- _What to produce_
Copy out all of the data below with no alterations.
-- begin --
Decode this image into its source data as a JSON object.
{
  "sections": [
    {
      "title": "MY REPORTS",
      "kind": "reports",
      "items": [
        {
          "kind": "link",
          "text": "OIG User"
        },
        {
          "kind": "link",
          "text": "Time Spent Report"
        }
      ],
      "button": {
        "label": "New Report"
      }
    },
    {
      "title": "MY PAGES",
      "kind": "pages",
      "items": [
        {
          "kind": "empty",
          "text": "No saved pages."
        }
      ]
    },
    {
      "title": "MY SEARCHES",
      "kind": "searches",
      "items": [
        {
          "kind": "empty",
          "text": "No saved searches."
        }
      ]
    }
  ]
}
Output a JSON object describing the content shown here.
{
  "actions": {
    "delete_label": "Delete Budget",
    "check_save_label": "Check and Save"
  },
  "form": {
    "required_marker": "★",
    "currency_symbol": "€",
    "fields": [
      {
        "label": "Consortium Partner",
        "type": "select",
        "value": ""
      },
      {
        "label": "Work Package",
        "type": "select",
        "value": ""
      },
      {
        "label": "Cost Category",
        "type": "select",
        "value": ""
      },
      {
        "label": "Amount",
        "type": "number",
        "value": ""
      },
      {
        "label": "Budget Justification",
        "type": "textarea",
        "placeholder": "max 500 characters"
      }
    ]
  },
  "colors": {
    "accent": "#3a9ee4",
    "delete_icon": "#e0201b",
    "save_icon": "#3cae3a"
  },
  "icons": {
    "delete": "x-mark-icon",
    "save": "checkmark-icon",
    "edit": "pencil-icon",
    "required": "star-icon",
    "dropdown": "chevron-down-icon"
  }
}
-- end --
- _Answer for this exercise_
Decode this image into its source data as a JSON object.
{
  "sections": [
    {
      "title": "MY REPORTS",
      "kind": "reports",
      "items": [
        {
          "kind": "link",
          "text": "OIG User"
        },
        {
          "kind": "link",
          "text": "Time Spent Report"
        }
      ],
      "button": {
        "label": "New Report"
      }
    },
    {
      "title": "MY PAGES",
      "kind": "pages",
      "items": [
        {
          "kind": "empty",
          "text": "No saved pages."
        }
      ]
    },
    {
      "title": "MY SEARCHES",
      "kind": "searches",
      "items": [
        {
          "kind": "empty",
          "text": "No saved searches."
        }
      ]
    }
  ]
}
Output a JSON object describing the content shown here.
{
  "actions": {
    "delete_label": "Delete Budget",
    "check_save_label": "Check and Save"
  },
  "form": {
    "required_marker": "★",
    "currency_symbol": "€",
    "fields": [
      {
        "label": "Consortium Partner",
        "type": "select",
        "value": ""
      },
      {
        "label": "Work Package",
        "type": "select",
        "value": ""
      },
      {
        "label": "Cost Category",
        "type": "select",
        "value": ""
      },
      {
        "label": "Amount",
        "type": "number",
        "value": ""
      },
      {
        "label": "Budget Justification",
        "type": "textarea",
        "placeholder": "max 500 characters"
      }
    ]
  },
  "colors": {
    "accent": "#3a9ee4",
    "delete_icon": "#e0201b",
    "save_icon": "#3cae3a"
  },
  "icons": {
    "delete": "x-mark-icon",
    "save": "checkmark-icon",
    "edit": "pencil-icon",
    "required": "star-icon",
    "dropdown": "chevron-down-icon"
  }
}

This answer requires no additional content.